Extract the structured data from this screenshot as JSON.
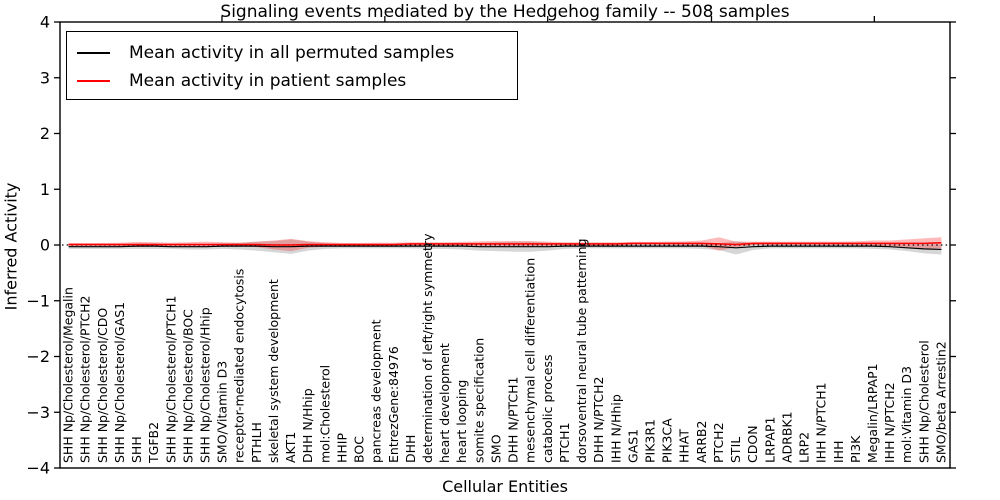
{
  "chart_data": {
    "type": "line",
    "title": "Signaling events mediated by the Hedgehog family -- 508 samples",
    "xlabel": "Cellular Entities",
    "ylabel": "Inferred Activity",
    "ylim": [
      -4,
      4
    ],
    "yticks": [
      -4,
      -3,
      -2,
      -1,
      0,
      1,
      2,
      3,
      4
    ],
    "ytick_labels": [
      "−4",
      "−3",
      "−2",
      "−1",
      "0",
      "1",
      "2",
      "3",
      "4"
    ],
    "grid": false,
    "zero_line": "dotted",
    "legend_position": "upper left",
    "categories": [
      "SHH Np/Cholesterol/Megalin",
      "SHH Np/Cholesterol/PTCH2",
      "SHH Np/Cholesterol/CDO",
      "SHH Np/Cholesterol/GAS1",
      "SHH",
      "TGFB2",
      "SHH Np/Cholesterol/PTCH1",
      "SHH Np/Cholesterol/BOC",
      "SHH Np/Cholesterol/Hhip",
      "SMO/Vitamin D3",
      "receptor-mediated endocytosis",
      "PTHLH",
      "skeletal system development",
      "AKT1",
      "DHH N/Hhip",
      "mol:Cholesterol",
      "HHIP",
      "BOC",
      "pancreas development",
      "EntrezGene:84976",
      "DHH",
      "determination of left/right symmetry",
      "heart development",
      "heart looping",
      "somite specification",
      "SMO",
      "DHH N/PTCH1",
      "mesenchymal cell differentiation",
      "catabolic process",
      "PTCH1",
      "dorsoventral neural tube patterning",
      "DHH N/PTCH2",
      "IHH N/Hhip",
      "GAS1",
      "PIK3R1",
      "PIK3CA",
      "HHAT",
      "ARRB2",
      "PTCH2",
      "STIL",
      "CDON",
      "LRPAP1",
      "ADRBK1",
      "LRP2",
      "IHH N/PTCH1",
      "IHH",
      "PI3K",
      "Megalin/LRPAP1",
      "IHH N/PTCH2",
      "mol:Vitamin D3",
      "SHH Np/Cholesterol",
      "SMO/beta Arrestin2"
    ],
    "series": [
      {
        "name": "Mean activity in all permuted samples",
        "color": "#000000",
        "band_color": "rgba(120,120,120,0.30)",
        "mean": [
          -0.03,
          -0.03,
          -0.03,
          -0.03,
          -0.02,
          -0.02,
          -0.03,
          -0.03,
          -0.03,
          -0.02,
          -0.02,
          -0.02,
          -0.03,
          -0.03,
          -0.02,
          -0.02,
          -0.02,
          -0.02,
          -0.02,
          -0.02,
          -0.02,
          -0.02,
          -0.02,
          -0.02,
          -0.03,
          -0.03,
          -0.03,
          -0.03,
          -0.03,
          -0.02,
          -0.02,
          -0.02,
          -0.02,
          -0.02,
          -0.02,
          -0.02,
          -0.02,
          -0.02,
          -0.03,
          -0.05,
          -0.03,
          -0.02,
          -0.02,
          -0.02,
          -0.02,
          -0.02,
          -0.02,
          -0.02,
          -0.03,
          -0.05,
          -0.07,
          -0.08
        ],
        "std": [
          0.04,
          0.04,
          0.04,
          0.04,
          0.05,
          0.05,
          0.04,
          0.05,
          0.05,
          0.05,
          0.06,
          0.08,
          0.1,
          0.13,
          0.08,
          0.05,
          0.04,
          0.04,
          0.04,
          0.04,
          0.04,
          0.05,
          0.05,
          0.06,
          0.07,
          0.08,
          0.09,
          0.09,
          0.07,
          0.05,
          0.04,
          0.04,
          0.04,
          0.04,
          0.04,
          0.04,
          0.04,
          0.05,
          0.06,
          0.12,
          0.06,
          0.04,
          0.04,
          0.04,
          0.04,
          0.04,
          0.04,
          0.05,
          0.05,
          0.06,
          0.08,
          0.09
        ]
      },
      {
        "name": "Mean activity in patient samples",
        "color": "#ff0000",
        "band_color": "rgba(255,30,30,0.30)",
        "mean": [
          0.01,
          0.01,
          0.01,
          0.01,
          0.01,
          0.01,
          0.01,
          0.01,
          0.01,
          0.01,
          0.01,
          0.01,
          0.0,
          0.0,
          0.01,
          0.01,
          0.01,
          0.01,
          0.01,
          0.01,
          0.02,
          0.02,
          0.02,
          0.02,
          0.02,
          0.02,
          0.02,
          0.02,
          0.02,
          0.02,
          0.02,
          0.02,
          0.02,
          0.03,
          0.03,
          0.03,
          0.03,
          0.03,
          0.02,
          0.01,
          0.03,
          0.03,
          0.03,
          0.03,
          0.03,
          0.03,
          0.03,
          0.03,
          0.03,
          0.03,
          0.03,
          0.04
        ],
        "std": [
          0.025,
          0.025,
          0.025,
          0.03,
          0.045,
          0.04,
          0.03,
          0.04,
          0.05,
          0.04,
          0.03,
          0.05,
          0.08,
          0.11,
          0.06,
          0.04,
          0.025,
          0.025,
          0.03,
          0.03,
          0.03,
          0.03,
          0.03,
          0.035,
          0.045,
          0.05,
          0.05,
          0.05,
          0.04,
          0.03,
          0.03,
          0.03,
          0.03,
          0.025,
          0.025,
          0.03,
          0.035,
          0.05,
          0.12,
          0.05,
          0.03,
          0.03,
          0.03,
          0.03,
          0.03,
          0.03,
          0.035,
          0.05,
          0.05,
          0.07,
          0.09,
          0.1
        ]
      }
    ]
  }
}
════
TASK. Retype all of the entries exactly as written, leaving out any images.

ANSWER TO THE EXERCISE.
Extract the structured data from this screenshot as JSON.
{
  "chart_data": {
    "type": "line",
    "title": "Signaling events mediated by the Hedgehog family -- 508 samples",
    "xlabel": "Cellular Entities",
    "ylabel": "Inferred Activity",
    "ylim": [
      -4,
      4
    ],
    "yticks": [
      -4,
      -3,
      -2,
      -1,
      0,
      1,
      2,
      3,
      4
    ],
    "ytick_labels": [
      "−4",
      "−3",
      "−2",
      "−1",
      "0",
      "1",
      "2",
      "3",
      "4"
    ],
    "grid": false,
    "zero_line": "dotted",
    "legend_position": "upper left",
    "categories": [
      "SHH Np/Cholesterol/Megalin",
      "SHH Np/Cholesterol/PTCH2",
      "SHH Np/Cholesterol/CDO",
      "SHH Np/Cholesterol/GAS1",
      "SHH",
      "TGFB2",
      "SHH Np/Cholesterol/PTCH1",
      "SHH Np/Cholesterol/BOC",
      "SHH Np/Cholesterol/Hhip",
      "SMO/Vitamin D3",
      "receptor-mediated endocytosis",
      "PTHLH",
      "skeletal system development",
      "AKT1",
      "DHH N/Hhip",
      "mol:Cholesterol",
      "HHIP",
      "BOC",
      "pancreas development",
      "EntrezGene:84976",
      "DHH",
      "determination of left/right symmetry",
      "heart development",
      "heart looping",
      "somite specification",
      "SMO",
      "DHH N/PTCH1",
      "mesenchymal cell differentiation",
      "catabolic process",
      "PTCH1",
      "dorsoventral neural tube patterning",
      "DHH N/PTCH2",
      "IHH N/Hhip",
      "GAS1",
      "PIK3R1",
      "PIK3CA",
      "HHAT",
      "ARRB2",
      "PTCH2",
      "STIL",
      "CDON",
      "LRPAP1",
      "ADRBK1",
      "LRP2",
      "IHH N/PTCH1",
      "IHH",
      "PI3K",
      "Megalin/LRPAP1",
      "IHH N/PTCH2",
      "mol:Vitamin D3",
      "SHH Np/Cholesterol",
      "SMO/beta Arrestin2"
    ],
    "series": [
      {
        "name": "Mean activity in all permuted samples",
        "color": "#000000",
        "band_color": "rgba(120,120,120,0.30)",
        "mean": [
          -0.03,
          -0.03,
          -0.03,
          -0.03,
          -0.02,
          -0.02,
          -0.03,
          -0.03,
          -0.03,
          -0.02,
          -0.02,
          -0.02,
          -0.03,
          -0.03,
          -0.02,
          -0.02,
          -0.02,
          -0.02,
          -0.02,
          -0.02,
          -0.02,
          -0.02,
          -0.02,
          -0.02,
          -0.03,
          -0.03,
          -0.03,
          -0.03,
          -0.03,
          -0.02,
          -0.02,
          -0.02,
          -0.02,
          -0.02,
          -0.02,
          -0.02,
          -0.02,
          -0.02,
          -0.03,
          -0.05,
          -0.03,
          -0.02,
          -0.02,
          -0.02,
          -0.02,
          -0.02,
          -0.02,
          -0.02,
          -0.03,
          -0.05,
          -0.07,
          -0.08
        ],
        "std": [
          0.04,
          0.04,
          0.04,
          0.04,
          0.05,
          0.05,
          0.04,
          0.05,
          0.05,
          0.05,
          0.06,
          0.08,
          0.1,
          0.13,
          0.08,
          0.05,
          0.04,
          0.04,
          0.04,
          0.04,
          0.04,
          0.05,
          0.05,
          0.06,
          0.07,
          0.08,
          0.09,
          0.09,
          0.07,
          0.05,
          0.04,
          0.04,
          0.04,
          0.04,
          0.04,
          0.04,
          0.04,
          0.05,
          0.06,
          0.12,
          0.06,
          0.04,
          0.04,
          0.04,
          0.04,
          0.04,
          0.04,
          0.05,
          0.05,
          0.06,
          0.08,
          0.09
        ]
      },
      {
        "name": "Mean activity in patient samples",
        "color": "#ff0000",
        "band_color": "rgba(255,30,30,0.30)",
        "mean": [
          0.01,
          0.01,
          0.01,
          0.01,
          0.01,
          0.01,
          0.01,
          0.01,
          0.01,
          0.01,
          0.01,
          0.01,
          0.0,
          0.0,
          0.01,
          0.01,
          0.01,
          0.01,
          0.01,
          0.01,
          0.02,
          0.02,
          0.02,
          0.02,
          0.02,
          0.02,
          0.02,
          0.02,
          0.02,
          0.02,
          0.02,
          0.02,
          0.02,
          0.03,
          0.03,
          0.03,
          0.03,
          0.03,
          0.02,
          0.01,
          0.03,
          0.03,
          0.03,
          0.03,
          0.03,
          0.03,
          0.03,
          0.03,
          0.03,
          0.03,
          0.03,
          0.04
        ],
        "std": [
          0.025,
          0.025,
          0.025,
          0.03,
          0.045,
          0.04,
          0.03,
          0.04,
          0.05,
          0.04,
          0.03,
          0.05,
          0.08,
          0.11,
          0.06,
          0.04,
          0.025,
          0.025,
          0.03,
          0.03,
          0.03,
          0.03,
          0.03,
          0.035,
          0.045,
          0.05,
          0.05,
          0.05,
          0.04,
          0.03,
          0.03,
          0.03,
          0.03,
          0.025,
          0.025,
          0.03,
          0.035,
          0.05,
          0.12,
          0.05,
          0.03,
          0.03,
          0.03,
          0.03,
          0.03,
          0.03,
          0.035,
          0.05,
          0.05,
          0.07,
          0.09,
          0.1
        ]
      }
    ]
  }
}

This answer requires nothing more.